(WHAT IS ASKED): Your task is to transcribe all of the data below exactly, omitting the images.

(EXERCISE INPUT):
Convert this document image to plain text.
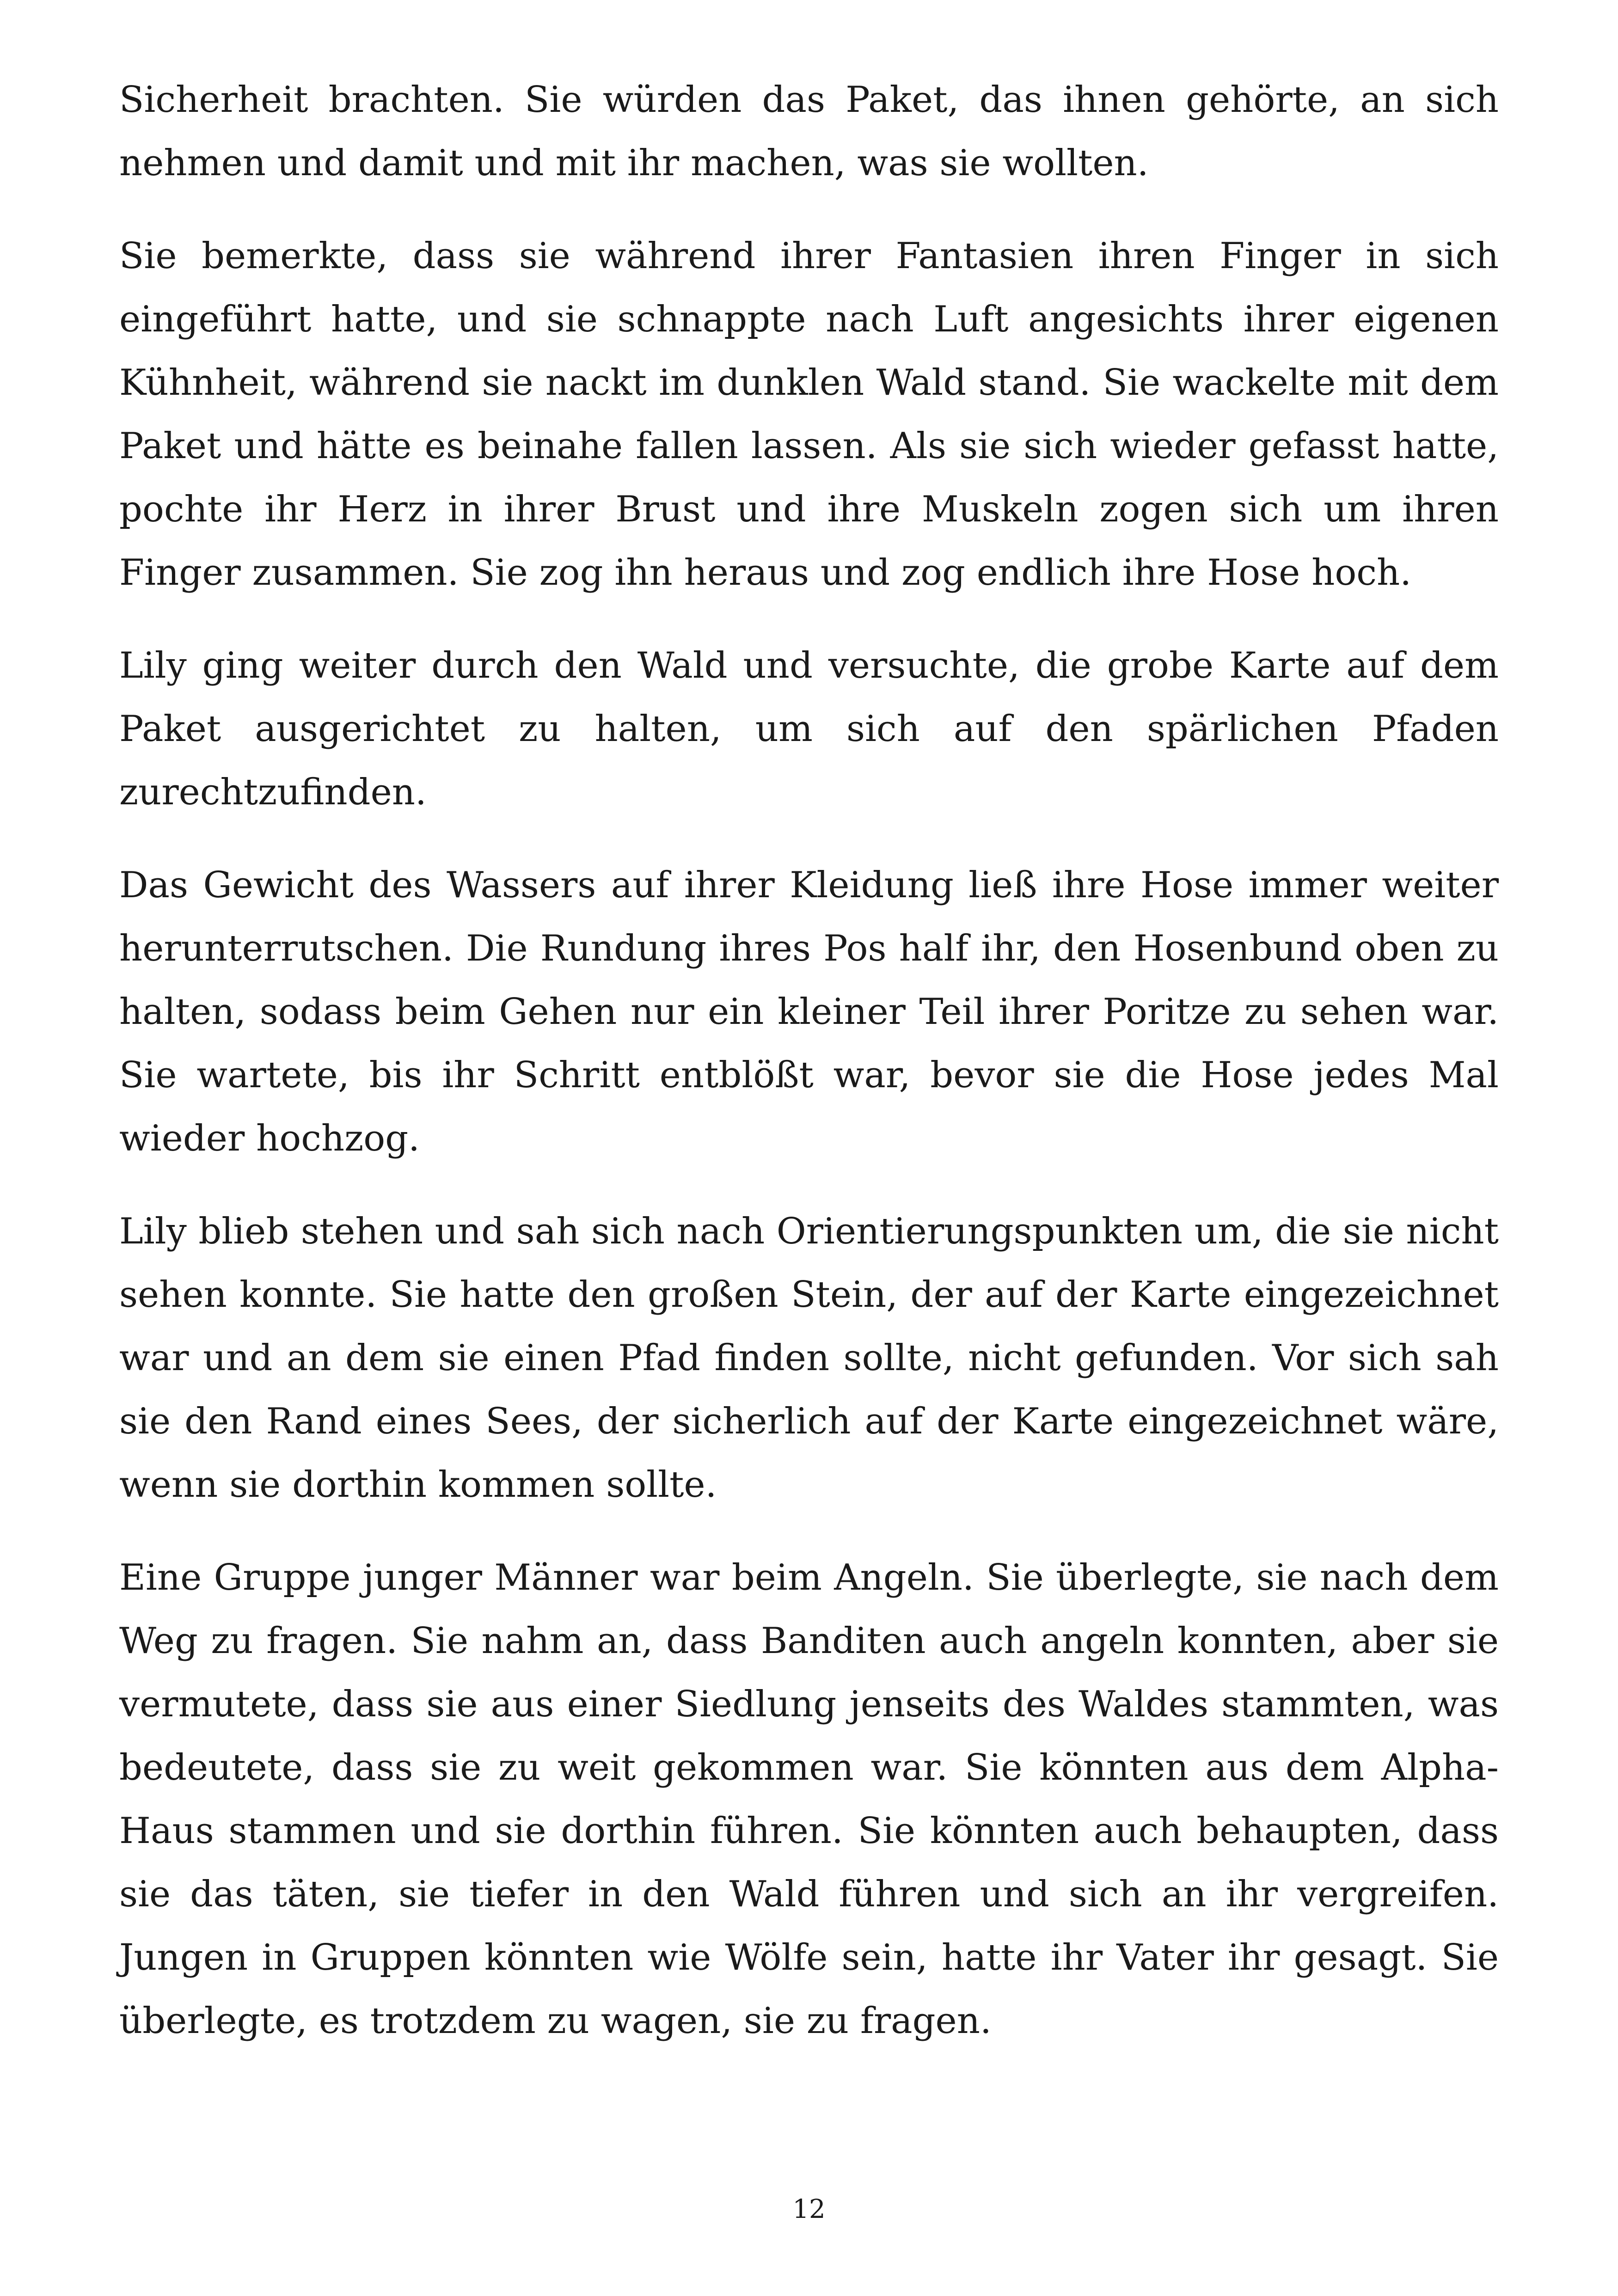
Sicherheit brachten. Sie würden das Paket, das ihnen gehörte, an sich nehmen und damit und mit ihr machen, was sie wollten.

Sie bemerkte, dass sie während ihrer Fantasien ihren Finger in sich eingeführt hatte, und sie schnappte nach Luft angesichts ihrer eigenen Kühnheit, während sie nackt im dunklen Wald stand. Sie wackelte mit dem Paket und hätte es beinahe fallen lassen. Als sie sich wieder gefasst hatte, pochte ihr Herz in ihrer Brust und ihre Muskeln zogen sich um ihren Finger zusammen. Sie zog ihn heraus und zog endlich ihre Hose hoch.

Lily ging weiter durch den Wald und versuchte, die grobe Karte auf dem Paket ausgerichtet zu halten, um sich auf den spärlichen Pfaden zurechtzufinden.

Das Gewicht des Wassers auf ihrer Kleidung ließ ihre Hose immer weiter herunterrutschen. Die Rundung ihres Pos half ihr, den Hosenbund oben zu halten, sodass beim Gehen nur ein kleiner Teil ihrer Poritze zu sehen war. Sie wartete, bis ihr Schritt entblößt war, bevor sie die Hose jedes Mal wieder hochzog.

Lily blieb stehen und sah sich nach Orientierungspunkten um, die sie nicht sehen konnte. Sie hatte den großen Stein, der auf der Karte eingezeichnet war und an dem sie einen Pfad finden sollte, nicht gefunden. Vor sich sah sie den Rand eines Sees, der sicherlich auf der Karte eingezeichnet wäre, wenn sie dorthin kommen sollte.

Eine Gruppe junger Männer war beim Angeln. Sie überlegte, sie nach dem Weg zu fragen. Sie nahm an, dass Banditen auch angeln konnten, aber sie vermutete, dass sie aus einer Siedlung jenseits des Waldes stammten, was bedeutete, dass sie zu weit gekommen war. Sie könnten aus dem Alpha-Haus stammen und sie dorthin führen. Sie könnten auch behaupten, dass sie das täten, sie tiefer in den Wald führen und sich an ihr vergreifen. Jungen in Gruppen könnten wie Wölfe sein, hatte ihr Vater ihr gesagt. Sie überlegte, es trotzdem zu wagen, sie zu fragen.

12
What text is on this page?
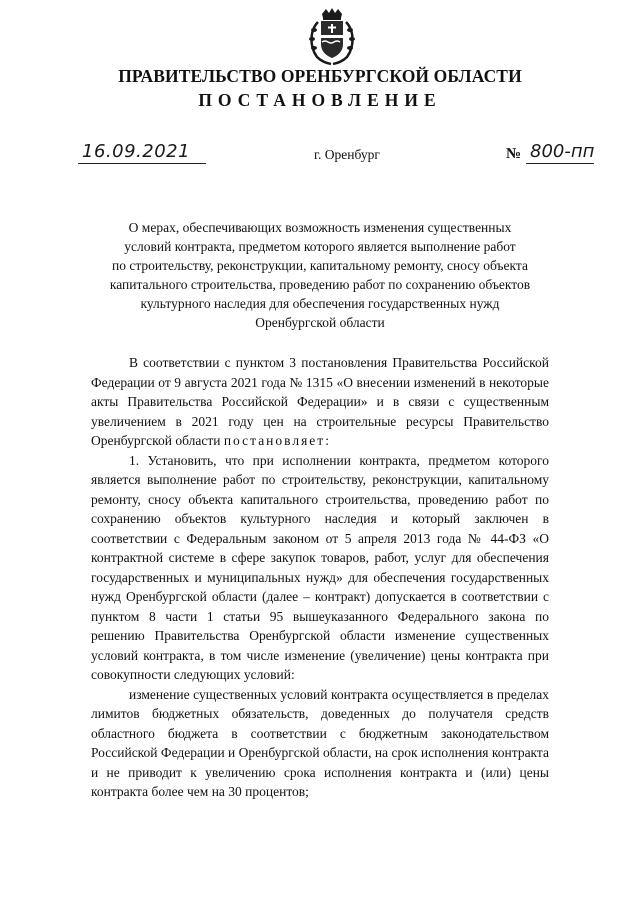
ПРАВИТЕЛЬСТВО ОРЕНБУРГСКОЙ ОБЛАСТИ
ПОСТАНОВЛЕНИЕ
16.09.2021	г. Оренбург	№ 800-пп
О мерах, обеспечивающих возможность изменения существенных
условий контракта, предметом которого является выполнение работ
по строительству, реконструкции, капитальному ремонту, сносу объекта
капитального строительства, проведению работ по сохранению объектов
культурного наследия для обеспечения государственных нужд
Оренбургской области

В соответствии с пунктом 3 постановления Правительства Российской Федерации от 9 августа 2021 года № 1315 «О внесении изменений в некоторые акты Правительства Российской Федерации» и в связи с существенным увеличением в 2021 году цен на строительные ресурсы Правительство Оренбургской области постановляет:

1. Установить, что при исполнении контракта, предметом которого является выполнение работ по строительству, реконструкции, капитальному ремонту, сносу объекта капитального строительства, проведению работ по сохранению объектов культурного наследия и который заключен в соответствии с Федеральным законом от 5 апреля 2013 года № 44-ФЗ «О контрактной системе в сфере закупок товаров, работ, услуг для обеспечения государственных и муниципальных нужд» для обеспечения государственных нужд Оренбургской области (далее – контракт) допускается в соответствии с пунктом 8 части 1 статьи 95 вышеуказанного Федерального закона по решению Правительства Оренбургской области изменение существенных условий контракта, в том числе изменение (увеличение) цены контракта при совокупности следующих условий:

изменение существенных условий контракта осуществляется в пределах лимитов бюджетных обязательств, доведенных до получателя средств областного бюджета в соответствии с бюджетным законодательством Российской Федерации и Оренбургской области, на срок исполнения контракта и не приводит к увеличению срока исполнения контракта и (или) цены контракта более чем на 30 процентов;
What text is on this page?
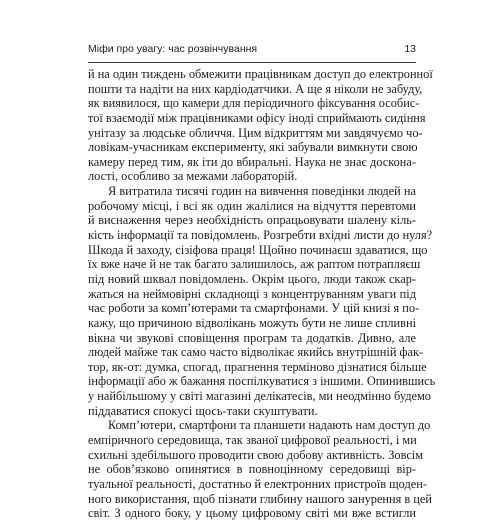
Міфи про увагу: час розвінчування	13
й на один тиждень обмежити працівникам доступ до електронної
пошти та надіти на них кардіодатчики. А ще я ніколи не забуду,
як виявилося, що камери для періодичного фіксування особис-
тої взаємодії між працівниками офісу іноді сприймають сидіння
унітазу за людське обличчя. Цим відкриттям ми завдячуємо чо-
ловікам-учасникам експерименту, які забували вимкнути свою
камеру перед тим, як іти до вбиральні. Наука не знає доскона-
лості, особливо за межами лабораторій.
Я витратила тисячі годин на вивчення поведінки людей на
робочому місці, і всі як один жалілися на відчуття перевтоми
й виснаження через необхідність опрацьовувати шалену кіль-
кість інформації та повідомлень. Розгребти вхідні листи до нуля?
Шкода й заходу, сізіфова праця! Щойно починаєш здаватися, що
їх вже наче й не так багато залишилось, аж раптом потрапляєш
під новий шквал повідомлень. Окрім цього, люди також скар-
жаться на неймовірні складнощі з концентруванням уваги під
час роботи за комп’ютерами та смартфонами. У цій книзі я по-
кажу, що причиною відволікань можуть бути не лише спливні
вікна чи звукові сповіщення програм та додатків. Дивно, але
людей майже так само часто відволікає якийсь внутрішній фак-
тор, як-от: думка, спогад, прагнення терміново дізнатися більше
інформації або ж бажання поспілкуватися з іншими. Опинившись
у найбільшому у світі магазині делікатесів, ми неодмінно будемо
піддаватися спокусі щось-таки скуштувати.
Комп’ютери, смартфони та планшети надають нам доступ до
емпіричного середовища, так званої цифрової реальності, і ми
схильні здебільшого проводити свою добову активність. Зовсім
не обов’язково опинятися в повноцінному середовищі вір-
туальної реальності, достатньо й електронних пристроїв щоден-
ного використання, щоб пізнати глибину нашого занурення в цей
світ. З одного боку, у цьому цифровому світі ми вже встигли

(SOLUTION TO THIS PROBLEM):
Convert this document image to plain text.
Sicherheit brachten. Sie würden das Paket, das ihnen gehörte, an sich nehmen und damit und mit ihr machen, was sie wollten.

Sie bemerkte, dass sie während ihrer Fantasien ihren Finger in sich eingeführt hatte, und sie schnappte nach Luft angesichts ihrer eigenen Kühnheit, während sie nackt im dunklen Wald stand. Sie wackelte mit dem Paket und hätte es beinahe fallen lassen. Als sie sich wieder gefasst hatte, pochte ihr Herz in ihrer Brust und ihre Muskeln zogen sich um ihren Finger zusammen. Sie zog ihn heraus und zog endlich ihre Hose hoch.

Lily ging weiter durch den Wald und versuchte, die grobe Karte auf dem Paket ausgerichtet zu halten, um sich auf den spärlichen Pfaden zurechtzufinden.

Das Gewicht des Wassers auf ihrer Kleidung ließ ihre Hose immer weiter herunterrutschen. Die Rundung ihres Pos half ihr, den Hosenbund oben zu halten, sodass beim Gehen nur ein kleiner Teil ihrer Poritze zu sehen war. Sie wartete, bis ihr Schritt entblößt war, bevor sie die Hose jedes Mal wieder hochzog.

Lily blieb stehen und sah sich nach Orientierungspunkten um, die sie nicht sehen konnte. Sie hatte den großen Stein, der auf der Karte eingezeichnet war und an dem sie einen Pfad finden sollte, nicht gefunden. Vor sich sah sie den Rand eines Sees, der sicherlich auf der Karte eingezeichnet wäre, wenn sie dorthin kommen sollte.

Eine Gruppe junger Männer war beim Angeln. Sie überlegte, sie nach dem Weg zu fragen. Sie nahm an, dass Banditen auch angeln konnten, aber sie vermutete, dass sie aus einer Siedlung jenseits des Waldes stammten, was bedeutete, dass sie zu weit gekommen war. Sie könnten aus dem Alpha-Haus stammen und sie dorthin führen. Sie könnten auch behaupten, dass sie das täten, sie tiefer in den Wald führen und sich an ihr vergreifen. Jungen in Gruppen könnten wie Wölfe sein, hatte ihr Vater ihr gesagt. Sie überlegte, es trotzdem zu wagen, sie zu fragen.

12
What text is on this page?
ПРАВИТЕЛЬСТВО ОРЕНБУРГСКОЙ ОБЛАСТИ
ПОСТАНОВЛЕНИЕ
16.09.2021	г. Оренбург	№ 800-пп
О мерах, обеспечивающих возможность изменения существенных
условий контракта, предметом которого является выполнение работ
по строительству, реконструкции, капитальному ремонту, сносу объекта
капитального строительства, проведению работ по сохранению объектов
культурного наследия для обеспечения государственных нужд
Оренбургской области

В соответствии с пунктом 3 постановления Правительства Российской Федерации от 9 августа 2021 года № 1315 «О внесении изменений в некоторые акты Правительства Российской Федерации» и в связи с существенным увеличением в 2021 году цен на строительные ресурсы Правительство Оренбургской области постановляет:

1. Установить, что при исполнении контракта, предметом которого является выполнение работ по строительству, реконструкции, капитальному ремонту, сносу объекта капитального строительства, проведению работ по сохранению объектов культурного наследия и который заключен в соответствии с Федеральным законом от 5 апреля 2013 года № 44-ФЗ «О контрактной системе в сфере закупок товаров, работ, услуг для обеспечения государственных и муниципальных нужд» для обеспечения государственных нужд Оренбургской области (далее – контракт) допускается в соответствии с пунктом 8 части 1 статьи 95 вышеуказанного Федерального закона по решению Правительства Оренбургской области изменение существенных условий контракта, в том числе изменение (увеличение) цены контракта при совокупности следующих условий:

изменение существенных условий контракта осуществляется в пределах лимитов бюджетных обязательств, доведенных до получателя средств областного бюджета в соответствии с бюджетным законодательством Российской Федерации и Оренбургской области, на срок исполнения контракта и не приводит к увеличению срока исполнения контракта и (или) цены контракта более чем на 30 процентов;
What text is on this page?
Міфи про увагу: час розвінчування	13
й на один тиждень обмежити працівникам доступ до електронної
пошти та надіти на них кардіодатчики. А ще я ніколи не забуду,
як виявилося, що камери для періодичного фіксування особис-
тої взаємодії між працівниками офісу іноді сприймають сидіння
унітазу за людське обличчя. Цим відкриттям ми завдячуємо чо-
ловікам-учасникам експерименту, які забували вимкнути свою
камеру перед тим, як іти до вбиральні. Наука не знає доскона-
лості, особливо за межами лабораторій.
Я витратила тисячі годин на вивчення поведінки людей на
робочому місці, і всі як один жалілися на відчуття перевтоми
й виснаження через необхідність опрацьовувати шалену кіль-
кість інформації та повідомлень. Розгребти вхідні листи до нуля?
Шкода й заходу, сізіфова праця! Щойно починаєш здаватися, що
їх вже наче й не так багато залишилось, аж раптом потрапляєш
під новий шквал повідомлень. Окрім цього, люди також скар-
жаться на неймовірні складнощі з концентруванням уваги під
час роботи за комп’ютерами та смартфонами. У цій книзі я по-
кажу, що причиною відволікань можуть бути не лише спливні
вікна чи звукові сповіщення програм та додатків. Дивно, але
людей майже так само часто відволікає якийсь внутрішній фак-
тор, як-от: думка, спогад, прагнення терміново дізнатися більше
інформації або ж бажання поспілкуватися з іншими. Опинившись
у найбільшому у світі магазині делікатесів, ми неодмінно будемо
піддаватися спокусі щось-таки скуштувати.
Комп’ютери, смартфони та планшети надають нам доступ до
емпіричного середовища, так званої цифрової реальності, і ми
схильні здебільшого проводити свою добову активність. Зовсім
не обов’язково опинятися в повноцінному середовищі вір-
туальної реальності, достатньо й електронних пристроїв щоден-
ного використання, щоб пізнати глибину нашого занурення в цей
світ. З одного боку, у цьому цифровому світі ми вже встигли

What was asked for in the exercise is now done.